** Task requirements **
Report each line of the data that has "кислоты" somewhere in it.

** Record set **

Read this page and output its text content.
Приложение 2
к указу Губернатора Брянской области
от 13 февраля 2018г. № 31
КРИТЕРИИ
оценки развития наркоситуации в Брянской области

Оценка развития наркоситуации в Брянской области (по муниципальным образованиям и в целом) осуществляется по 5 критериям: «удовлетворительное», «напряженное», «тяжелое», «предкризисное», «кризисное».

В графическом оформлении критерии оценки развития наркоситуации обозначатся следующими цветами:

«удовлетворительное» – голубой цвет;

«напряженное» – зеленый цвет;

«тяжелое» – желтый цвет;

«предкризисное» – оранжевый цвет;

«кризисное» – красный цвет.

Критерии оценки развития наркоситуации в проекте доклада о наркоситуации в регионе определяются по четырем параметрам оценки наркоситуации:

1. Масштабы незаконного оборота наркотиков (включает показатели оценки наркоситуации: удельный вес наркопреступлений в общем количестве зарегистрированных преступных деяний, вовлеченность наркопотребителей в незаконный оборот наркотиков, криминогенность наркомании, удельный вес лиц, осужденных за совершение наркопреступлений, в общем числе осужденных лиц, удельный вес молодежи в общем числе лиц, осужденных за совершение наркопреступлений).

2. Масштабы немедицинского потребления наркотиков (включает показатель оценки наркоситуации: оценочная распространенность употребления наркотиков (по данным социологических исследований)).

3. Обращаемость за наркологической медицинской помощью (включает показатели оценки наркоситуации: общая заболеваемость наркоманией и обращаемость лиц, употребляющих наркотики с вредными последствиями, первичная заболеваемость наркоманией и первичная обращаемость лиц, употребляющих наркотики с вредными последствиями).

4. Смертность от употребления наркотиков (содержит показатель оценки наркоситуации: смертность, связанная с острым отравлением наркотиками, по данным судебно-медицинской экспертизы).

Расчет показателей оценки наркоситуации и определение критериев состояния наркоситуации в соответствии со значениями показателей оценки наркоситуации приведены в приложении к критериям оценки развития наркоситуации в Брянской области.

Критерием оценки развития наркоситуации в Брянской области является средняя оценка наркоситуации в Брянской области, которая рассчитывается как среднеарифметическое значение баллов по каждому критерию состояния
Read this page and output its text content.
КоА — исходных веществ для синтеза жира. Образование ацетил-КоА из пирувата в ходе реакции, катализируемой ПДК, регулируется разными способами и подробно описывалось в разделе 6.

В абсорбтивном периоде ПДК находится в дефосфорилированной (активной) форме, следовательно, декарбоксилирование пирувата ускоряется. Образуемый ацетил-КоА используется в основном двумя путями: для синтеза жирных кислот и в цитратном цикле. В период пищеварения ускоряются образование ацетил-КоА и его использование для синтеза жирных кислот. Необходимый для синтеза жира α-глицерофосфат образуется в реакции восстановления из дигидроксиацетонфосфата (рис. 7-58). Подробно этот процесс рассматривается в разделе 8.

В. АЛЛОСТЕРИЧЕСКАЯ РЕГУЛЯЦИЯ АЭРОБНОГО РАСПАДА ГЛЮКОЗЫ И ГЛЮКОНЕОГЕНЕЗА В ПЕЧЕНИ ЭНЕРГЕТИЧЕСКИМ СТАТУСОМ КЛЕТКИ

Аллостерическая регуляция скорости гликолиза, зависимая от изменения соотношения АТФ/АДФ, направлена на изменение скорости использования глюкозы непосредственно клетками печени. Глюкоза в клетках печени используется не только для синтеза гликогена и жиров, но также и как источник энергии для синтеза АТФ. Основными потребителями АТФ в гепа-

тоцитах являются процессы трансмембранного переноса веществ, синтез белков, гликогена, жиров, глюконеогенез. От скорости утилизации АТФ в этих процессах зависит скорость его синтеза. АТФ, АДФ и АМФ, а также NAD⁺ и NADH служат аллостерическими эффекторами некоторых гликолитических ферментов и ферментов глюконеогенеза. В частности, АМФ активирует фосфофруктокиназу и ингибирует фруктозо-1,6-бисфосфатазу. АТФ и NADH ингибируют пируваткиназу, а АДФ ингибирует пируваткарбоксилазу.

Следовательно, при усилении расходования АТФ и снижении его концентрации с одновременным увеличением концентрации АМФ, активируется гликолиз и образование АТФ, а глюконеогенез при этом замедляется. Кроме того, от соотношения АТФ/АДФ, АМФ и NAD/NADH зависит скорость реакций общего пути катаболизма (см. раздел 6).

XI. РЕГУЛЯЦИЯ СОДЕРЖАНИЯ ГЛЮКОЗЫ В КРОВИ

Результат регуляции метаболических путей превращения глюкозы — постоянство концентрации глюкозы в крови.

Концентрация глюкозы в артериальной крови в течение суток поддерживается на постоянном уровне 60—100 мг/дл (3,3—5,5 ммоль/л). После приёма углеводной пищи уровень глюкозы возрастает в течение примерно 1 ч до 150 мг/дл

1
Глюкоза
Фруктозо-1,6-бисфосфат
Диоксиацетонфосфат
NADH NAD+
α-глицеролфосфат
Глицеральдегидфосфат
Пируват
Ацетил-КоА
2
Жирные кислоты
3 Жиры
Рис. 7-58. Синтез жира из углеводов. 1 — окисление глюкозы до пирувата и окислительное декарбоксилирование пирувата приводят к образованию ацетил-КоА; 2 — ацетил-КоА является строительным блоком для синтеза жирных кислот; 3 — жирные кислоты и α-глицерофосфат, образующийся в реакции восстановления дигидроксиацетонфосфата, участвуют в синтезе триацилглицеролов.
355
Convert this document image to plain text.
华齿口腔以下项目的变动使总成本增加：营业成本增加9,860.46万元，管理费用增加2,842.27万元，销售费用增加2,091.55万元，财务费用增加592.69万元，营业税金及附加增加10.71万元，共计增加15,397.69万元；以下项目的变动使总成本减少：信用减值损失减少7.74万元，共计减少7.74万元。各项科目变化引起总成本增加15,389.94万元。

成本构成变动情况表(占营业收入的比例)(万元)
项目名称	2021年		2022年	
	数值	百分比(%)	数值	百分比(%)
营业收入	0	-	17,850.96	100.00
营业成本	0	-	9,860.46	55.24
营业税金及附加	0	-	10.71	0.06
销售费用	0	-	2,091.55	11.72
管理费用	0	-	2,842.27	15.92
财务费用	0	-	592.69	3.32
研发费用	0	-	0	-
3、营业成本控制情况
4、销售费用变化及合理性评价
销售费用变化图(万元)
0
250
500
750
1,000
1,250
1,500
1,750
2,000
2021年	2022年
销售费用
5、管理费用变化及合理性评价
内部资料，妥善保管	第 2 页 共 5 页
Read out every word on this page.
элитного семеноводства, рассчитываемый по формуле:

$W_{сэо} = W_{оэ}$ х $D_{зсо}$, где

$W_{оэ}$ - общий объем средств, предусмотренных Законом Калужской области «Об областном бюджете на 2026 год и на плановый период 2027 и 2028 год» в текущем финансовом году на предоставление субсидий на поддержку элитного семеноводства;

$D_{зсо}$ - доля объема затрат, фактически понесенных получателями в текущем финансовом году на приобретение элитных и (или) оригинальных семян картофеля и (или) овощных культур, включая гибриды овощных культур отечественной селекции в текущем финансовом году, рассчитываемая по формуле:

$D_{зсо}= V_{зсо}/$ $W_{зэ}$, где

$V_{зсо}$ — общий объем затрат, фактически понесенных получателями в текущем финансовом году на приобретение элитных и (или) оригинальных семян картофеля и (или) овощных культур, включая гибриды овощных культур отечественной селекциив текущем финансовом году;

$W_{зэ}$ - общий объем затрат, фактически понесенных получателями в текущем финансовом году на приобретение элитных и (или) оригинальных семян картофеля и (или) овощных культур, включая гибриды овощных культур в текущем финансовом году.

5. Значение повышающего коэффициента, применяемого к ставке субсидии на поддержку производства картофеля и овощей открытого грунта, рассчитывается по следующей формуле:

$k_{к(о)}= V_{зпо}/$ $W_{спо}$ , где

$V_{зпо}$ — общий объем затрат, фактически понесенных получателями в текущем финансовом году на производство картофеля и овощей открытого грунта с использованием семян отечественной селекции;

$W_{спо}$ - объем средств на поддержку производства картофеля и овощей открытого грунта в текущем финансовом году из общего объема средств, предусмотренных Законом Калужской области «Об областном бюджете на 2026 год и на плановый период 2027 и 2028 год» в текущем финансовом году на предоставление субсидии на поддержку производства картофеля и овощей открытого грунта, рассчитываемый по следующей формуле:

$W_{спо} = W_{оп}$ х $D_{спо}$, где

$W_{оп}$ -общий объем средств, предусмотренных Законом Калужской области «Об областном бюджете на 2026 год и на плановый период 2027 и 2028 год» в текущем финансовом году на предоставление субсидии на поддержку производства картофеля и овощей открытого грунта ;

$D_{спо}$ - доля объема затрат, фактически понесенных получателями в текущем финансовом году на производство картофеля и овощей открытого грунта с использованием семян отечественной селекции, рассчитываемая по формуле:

** Full answer **
Жирные кислоты
Рис. 7-58. Синтез жира из углеводов. 1 — окисление глюкозы до пирувата и окислительное декарбоксилирование пирувата приводят к образованию ацетил-КоА; 2 — ацетил-КоА является строительным блоком для синтеза жирных кислот; 3 — жирные кислоты и α-глицерофосфат, образующийся в реакции восстановления дигидроксиацетонфосфата, участвуют в синтезе триацилглицеролов.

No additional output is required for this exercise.